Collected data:
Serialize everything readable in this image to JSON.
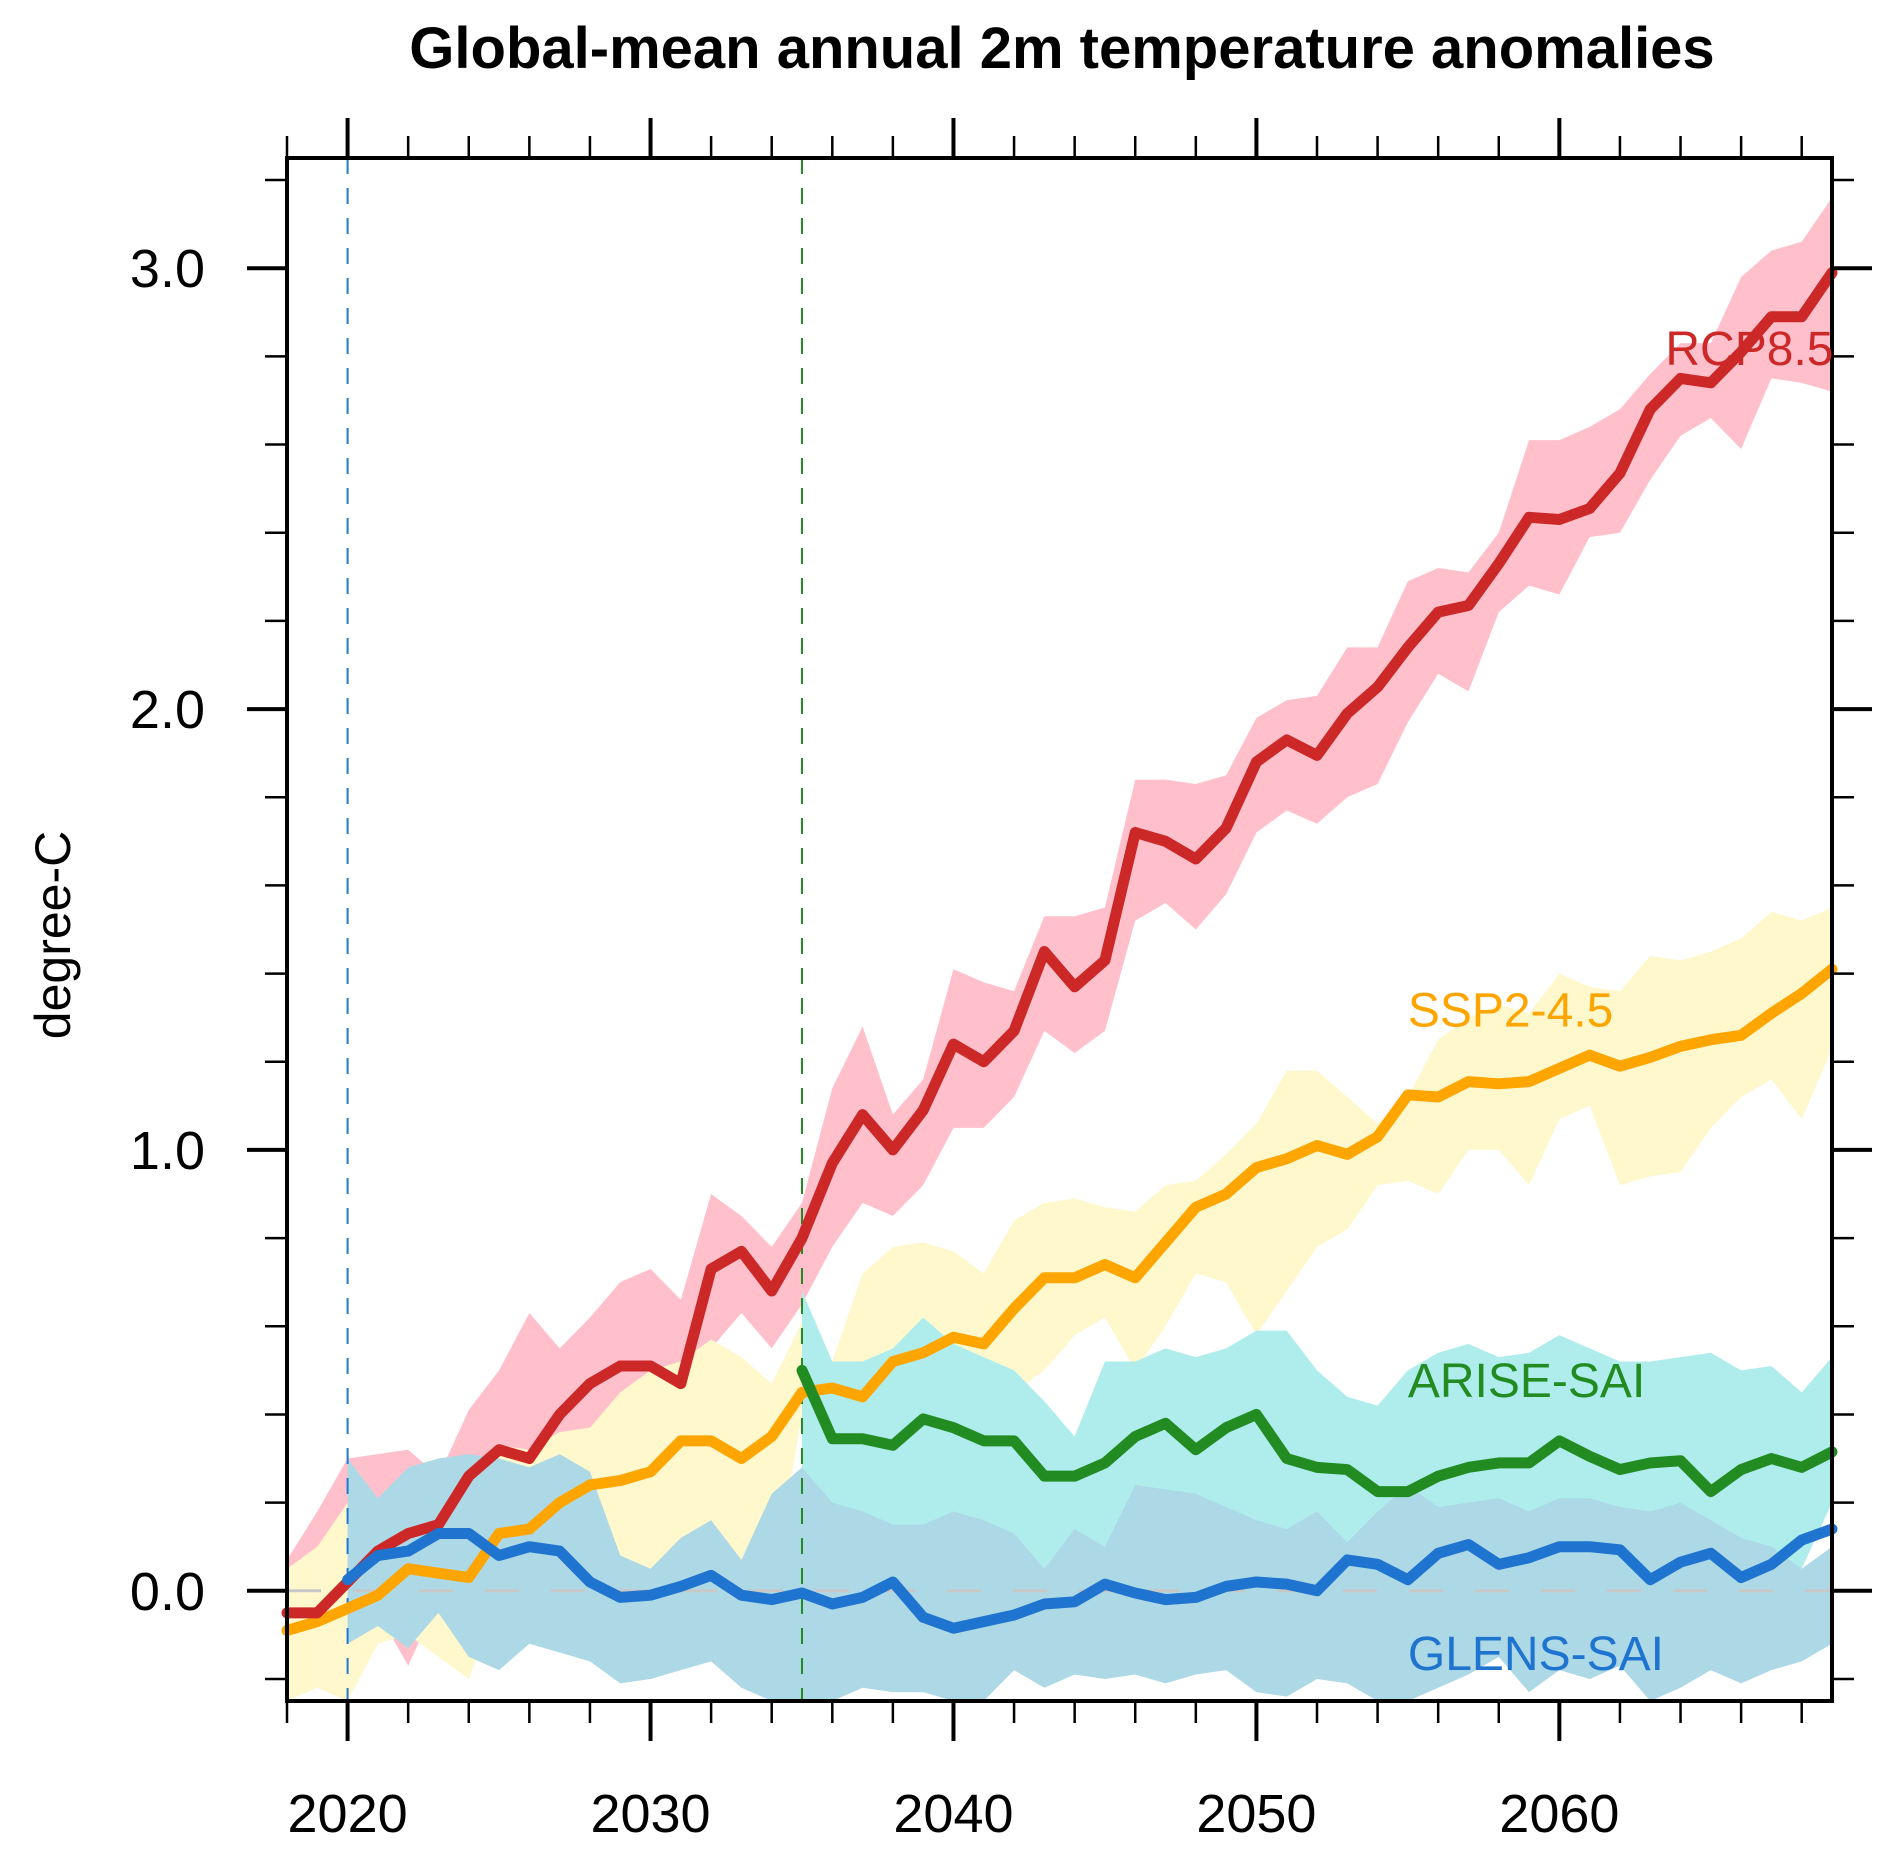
{
  "chart_data": {
    "type": "line",
    "title": "Global-mean annual 2m temperature anomalies",
    "xlabel": "",
    "ylabel": "degree-C",
    "xlim": [
      2018,
      2069
    ],
    "ylim": [
      -0.25,
      3.25
    ],
    "x_major_ticks": [
      2020,
      2030,
      2040,
      2050,
      2060
    ],
    "x_tick_labels": [
      "2020",
      "2030",
      "2040",
      "2050",
      "2060"
    ],
    "x_minor_step": 2,
    "y_major_ticks": [
      0.0,
      1.0,
      2.0,
      3.0
    ],
    "y_tick_labels": [
      "0.0",
      "1.0",
      "2.0",
      "3.0"
    ],
    "y_minor_step": 0.2,
    "grid": false,
    "legend": "inline labels at right",
    "reference_lines": [
      {
        "type": "vertical",
        "x": 2020,
        "color": "#1f78d1",
        "style": "dashed"
      },
      {
        "type": "vertical",
        "x": 2035,
        "color": "#228b22",
        "style": "dashed"
      },
      {
        "type": "horizontal",
        "y": 0.0,
        "color": "#c8c8c8",
        "style": "dashed"
      }
    ],
    "series": [
      {
        "name": "RCP8.5",
        "color": "#cc2828",
        "band_color": "#ffc0cb",
        "label_at": [
          2063.5,
          2.78
        ],
        "x_start": 2018,
        "values": [
          -0.05,
          -0.05,
          0.02,
          0.09,
          0.13,
          0.15,
          0.26,
          0.32,
          0.3,
          0.4,
          0.47,
          0.51,
          0.51,
          0.47,
          0.73,
          0.77,
          0.68,
          0.8,
          0.97,
          1.08,
          1.0,
          1.09,
          1.24,
          1.2,
          1.27,
          1.45,
          1.37,
          1.43,
          1.72,
          1.7,
          1.66,
          1.73,
          1.88,
          1.93,
          1.895,
          1.99,
          2.05,
          2.14,
          2.22,
          2.235,
          2.33,
          2.435,
          2.43,
          2.455,
          2.535,
          2.68,
          2.75,
          2.74,
          2.81,
          2.89,
          2.89,
          2.99
        ],
        "band_lower": [
          -0.15,
          -0.13,
          -0.1,
          -0.05,
          -0.17,
          -0.02,
          0.1,
          0.17,
          0.15,
          0.22,
          0.3,
          0.35,
          0.33,
          0.3,
          0.55,
          0.63,
          0.55,
          0.65,
          0.78,
          0.88,
          0.85,
          0.92,
          1.05,
          1.05,
          1.12,
          1.27,
          1.22,
          1.27,
          1.52,
          1.56,
          1.5,
          1.58,
          1.72,
          1.77,
          1.74,
          1.8,
          1.83,
          1.97,
          2.08,
          2.04,
          2.22,
          2.28,
          2.26,
          2.39,
          2.4,
          2.52,
          2.62,
          2.66,
          2.59,
          2.75,
          2.74,
          2.72
        ],
        "band_upper": [
          0.07,
          0.18,
          0.3,
          0.31,
          0.32,
          0.26,
          0.41,
          0.5,
          0.63,
          0.55,
          0.62,
          0.7,
          0.73,
          0.66,
          0.9,
          0.85,
          0.78,
          0.88,
          1.14,
          1.28,
          1.08,
          1.16,
          1.41,
          1.38,
          1.36,
          1.53,
          1.53,
          1.55,
          1.84,
          1.84,
          1.83,
          1.85,
          1.98,
          2.02,
          2.03,
          2.14,
          2.14,
          2.29,
          2.32,
          2.31,
          2.4,
          2.61,
          2.61,
          2.64,
          2.68,
          2.76,
          2.83,
          2.83,
          2.98,
          3.04,
          3.06,
          3.16
        ]
      },
      {
        "name": "SSP2-4.5",
        "color": "#ffa500",
        "band_color": "#fff8cc",
        "label_at": [
          2055,
          1.28
        ],
        "x_start": 2018,
        "values": [
          -0.09,
          -0.07,
          -0.04,
          -0.01,
          0.05,
          0.04,
          0.03,
          0.13,
          0.14,
          0.2,
          0.24,
          0.25,
          0.27,
          0.34,
          0.34,
          0.3,
          0.35,
          0.45,
          0.46,
          0.44,
          0.52,
          0.54,
          0.575,
          0.56,
          0.64,
          0.71,
          0.71,
          0.74,
          0.71,
          0.79,
          0.87,
          0.9,
          0.96,
          0.98,
          1.01,
          0.99,
          1.03,
          1.125,
          1.12,
          1.155,
          1.15,
          1.155,
          1.185,
          1.215,
          1.19,
          1.21,
          1.235,
          1.25,
          1.26,
          1.31,
          1.355,
          1.41
        ],
        "band_lower": [
          -0.25,
          -0.22,
          -0.28,
          -0.12,
          -0.1,
          -0.15,
          -0.2,
          -0.02,
          0.02,
          0.03,
          0.05,
          -0.1,
          -0.05,
          0.05,
          0.1,
          -0.08,
          0.0,
          0.4,
          0.28,
          0.33,
          0.28,
          0.38,
          0.35,
          0.48,
          0.45,
          0.5,
          0.58,
          0.62,
          0.5,
          0.6,
          0.72,
          0.7,
          0.58,
          0.68,
          0.78,
          0.82,
          0.92,
          0.93,
          0.9,
          1.0,
          1.0,
          0.92,
          1.07,
          1.1,
          0.92,
          0.94,
          0.95,
          1.05,
          1.12,
          1.16,
          1.07,
          1.23
        ],
        "band_upper": [
          0.05,
          0.1,
          0.2,
          0.18,
          0.28,
          0.27,
          0.25,
          0.33,
          0.32,
          0.36,
          0.37,
          0.45,
          0.5,
          0.52,
          0.57,
          0.53,
          0.47,
          0.61,
          0.52,
          0.72,
          0.78,
          0.79,
          0.77,
          0.72,
          0.84,
          0.88,
          0.89,
          0.87,
          0.86,
          0.92,
          0.93,
          0.99,
          1.06,
          1.18,
          1.18,
          1.12,
          1.06,
          1.12,
          1.25,
          1.3,
          1.33,
          1.31,
          1.4,
          1.37,
          1.36,
          1.44,
          1.43,
          1.45,
          1.48,
          1.54,
          1.52,
          1.55
        ]
      },
      {
        "name": "ARISE-SAI",
        "color": "#228b22",
        "band_color": "#afeded",
        "label_at": [
          2055,
          0.44
        ],
        "x_start": 2035,
        "values": [
          0.5,
          0.345,
          0.345,
          0.33,
          0.39,
          0.37,
          0.34,
          0.34,
          0.26,
          0.26,
          0.29,
          0.35,
          0.38,
          0.32,
          0.37,
          0.4,
          0.3,
          0.28,
          0.275,
          0.225,
          0.225,
          0.26,
          0.28,
          0.29,
          0.29,
          0.34,
          0.305,
          0.275,
          0.29,
          0.295,
          0.225,
          0.275,
          0.3,
          0.28,
          0.315
        ],
        "band_lower": [
          0.28,
          0.08,
          0.05,
          0.07,
          0.0,
          0.1,
          0.05,
          -0.04,
          -0.03,
          -0.04,
          -0.07,
          0.1,
          0.12,
          0.05,
          0.02,
          0.03,
          0.05,
          0.0,
          -0.06,
          -0.3,
          0.0,
          0.0,
          -0.04,
          -0.04,
          -0.05,
          0.06,
          0.03,
          0.05,
          -0.02,
          -0.05,
          -0.15,
          0.05,
          0.03,
          0.05,
          0.2
        ],
        "band_upper": [
          0.68,
          0.52,
          0.52,
          0.55,
          0.62,
          0.56,
          0.53,
          0.5,
          0.43,
          0.35,
          0.52,
          0.52,
          0.55,
          0.53,
          0.55,
          0.59,
          0.59,
          0.5,
          0.44,
          0.42,
          0.5,
          0.54,
          0.56,
          0.53,
          0.54,
          0.58,
          0.55,
          0.52,
          0.52,
          0.53,
          0.54,
          0.5,
          0.51,
          0.45,
          0.53
        ]
      },
      {
        "name": "GLENS-SAI",
        "color": "#1e74cf",
        "band_color": "#add8e6",
        "label_at": [
          2055,
          -0.18
        ],
        "x_start": 2020,
        "values": [
          0.025,
          0.08,
          0.09,
          0.13,
          0.13,
          0.08,
          0.1,
          0.09,
          0.02,
          -0.015,
          -0.01,
          0.01,
          0.035,
          -0.01,
          -0.02,
          -0.005,
          -0.03,
          -0.015,
          0.02,
          -0.06,
          -0.085,
          -0.07,
          -0.055,
          -0.03,
          -0.025,
          0.015,
          -0.005,
          -0.02,
          -0.015,
          0.01,
          0.02,
          0.015,
          0.0,
          0.07,
          0.06,
          0.025,
          0.085,
          0.105,
          0.06,
          0.075,
          0.1,
          0.1,
          0.093,
          0.025,
          0.065,
          0.085,
          0.03,
          0.06,
          0.115,
          0.14
        ],
        "band_lower": [
          -0.12,
          -0.08,
          -0.13,
          -0.05,
          -0.15,
          -0.18,
          -0.12,
          -0.14,
          -0.16,
          -0.21,
          -0.2,
          -0.18,
          -0.16,
          -0.22,
          -0.26,
          -0.28,
          -0.28,
          -0.22,
          -0.23,
          -0.23,
          -0.27,
          -0.25,
          -0.18,
          -0.22,
          -0.19,
          -0.2,
          -0.19,
          -0.21,
          -0.19,
          -0.18,
          -0.23,
          -0.24,
          -0.2,
          -0.21,
          -0.26,
          -0.3,
          -0.22,
          -0.19,
          -0.15,
          -0.23,
          -0.18,
          -0.2,
          -0.17,
          -0.28,
          -0.22,
          -0.18,
          -0.21,
          -0.18,
          -0.16,
          -0.12
        ],
        "band_upper": [
          0.3,
          0.21,
          0.28,
          0.3,
          0.31,
          0.3,
          0.28,
          0.31,
          0.27,
          0.08,
          0.05,
          0.12,
          0.16,
          0.07,
          0.22,
          0.28,
          0.2,
          0.18,
          0.15,
          0.15,
          0.18,
          0.16,
          0.13,
          0.05,
          0.14,
          0.1,
          0.24,
          0.23,
          0.22,
          0.19,
          0.16,
          0.14,
          0.18,
          0.11,
          0.18,
          0.24,
          0.19,
          0.2,
          0.21,
          0.18,
          0.21,
          0.21,
          0.19,
          0.18,
          0.2,
          0.16,
          0.12,
          0.1,
          0.05,
          0.1
        ]
      }
    ]
  }
}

EXERCISE OBJECTIVE: Show all lines above holding "name".

TASK RESULT:
        "name": "RCP8.5",
        "name": "SSP2-4.5",
        "name": "ARISE-SAI",
        "name": "GLENS-SAI",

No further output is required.